───── Raw records

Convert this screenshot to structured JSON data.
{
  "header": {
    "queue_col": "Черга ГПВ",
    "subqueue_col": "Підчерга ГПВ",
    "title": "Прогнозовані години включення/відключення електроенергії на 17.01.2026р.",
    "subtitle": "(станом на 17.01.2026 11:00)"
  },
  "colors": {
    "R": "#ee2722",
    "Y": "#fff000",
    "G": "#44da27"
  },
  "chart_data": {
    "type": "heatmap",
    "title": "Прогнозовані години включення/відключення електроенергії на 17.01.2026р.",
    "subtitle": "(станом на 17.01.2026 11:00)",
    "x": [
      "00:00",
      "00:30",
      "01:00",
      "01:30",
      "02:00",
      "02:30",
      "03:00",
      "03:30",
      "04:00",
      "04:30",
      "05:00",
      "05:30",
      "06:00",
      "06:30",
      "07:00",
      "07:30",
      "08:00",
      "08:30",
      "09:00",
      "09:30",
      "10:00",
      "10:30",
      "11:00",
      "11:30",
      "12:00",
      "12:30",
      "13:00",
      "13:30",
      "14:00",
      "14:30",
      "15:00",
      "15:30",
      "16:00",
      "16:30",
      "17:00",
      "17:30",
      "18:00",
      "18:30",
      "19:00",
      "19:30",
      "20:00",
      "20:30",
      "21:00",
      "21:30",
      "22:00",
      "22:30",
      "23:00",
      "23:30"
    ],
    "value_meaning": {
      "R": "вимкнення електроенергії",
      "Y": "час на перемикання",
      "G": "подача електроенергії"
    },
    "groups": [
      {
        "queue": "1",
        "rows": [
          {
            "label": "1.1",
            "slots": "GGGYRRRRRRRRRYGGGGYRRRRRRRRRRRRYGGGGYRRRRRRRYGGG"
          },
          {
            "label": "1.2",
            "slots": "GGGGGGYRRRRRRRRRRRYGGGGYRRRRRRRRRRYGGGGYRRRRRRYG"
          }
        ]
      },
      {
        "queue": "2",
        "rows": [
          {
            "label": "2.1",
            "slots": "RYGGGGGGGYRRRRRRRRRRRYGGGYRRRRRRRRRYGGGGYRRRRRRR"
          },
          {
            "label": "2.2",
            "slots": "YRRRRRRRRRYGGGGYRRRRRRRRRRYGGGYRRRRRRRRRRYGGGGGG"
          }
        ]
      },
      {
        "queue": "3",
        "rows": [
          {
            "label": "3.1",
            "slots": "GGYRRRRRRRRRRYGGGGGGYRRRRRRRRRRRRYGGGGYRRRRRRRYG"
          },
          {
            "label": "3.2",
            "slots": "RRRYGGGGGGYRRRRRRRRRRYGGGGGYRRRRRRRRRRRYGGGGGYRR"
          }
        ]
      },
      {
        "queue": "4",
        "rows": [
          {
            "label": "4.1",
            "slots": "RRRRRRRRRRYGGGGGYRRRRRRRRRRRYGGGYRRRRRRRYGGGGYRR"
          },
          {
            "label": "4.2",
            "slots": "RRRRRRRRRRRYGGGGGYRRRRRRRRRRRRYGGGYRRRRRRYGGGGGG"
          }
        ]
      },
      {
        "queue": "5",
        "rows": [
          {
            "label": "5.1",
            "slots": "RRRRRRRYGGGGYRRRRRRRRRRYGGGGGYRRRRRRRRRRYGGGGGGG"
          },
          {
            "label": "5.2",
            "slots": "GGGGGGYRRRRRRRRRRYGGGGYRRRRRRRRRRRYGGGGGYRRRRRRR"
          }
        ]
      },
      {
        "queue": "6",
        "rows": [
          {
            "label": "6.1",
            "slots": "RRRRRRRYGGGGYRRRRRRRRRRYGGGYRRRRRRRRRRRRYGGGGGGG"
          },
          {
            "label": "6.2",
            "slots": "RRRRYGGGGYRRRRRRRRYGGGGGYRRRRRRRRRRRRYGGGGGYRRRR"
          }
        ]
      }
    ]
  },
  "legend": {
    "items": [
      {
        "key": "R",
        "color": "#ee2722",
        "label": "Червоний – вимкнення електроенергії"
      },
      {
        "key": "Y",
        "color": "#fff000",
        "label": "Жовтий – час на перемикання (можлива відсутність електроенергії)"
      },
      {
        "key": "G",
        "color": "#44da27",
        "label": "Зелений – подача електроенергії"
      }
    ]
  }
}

──────────

Work instructions:
Pick out every line of the listing containing the word "станом", and show those lines.

Answer to this problem:
    "subtitle": "(станом на 17.01.2026 11:00)"
    "subtitle": "(станом на 17.01.2026 11:00)",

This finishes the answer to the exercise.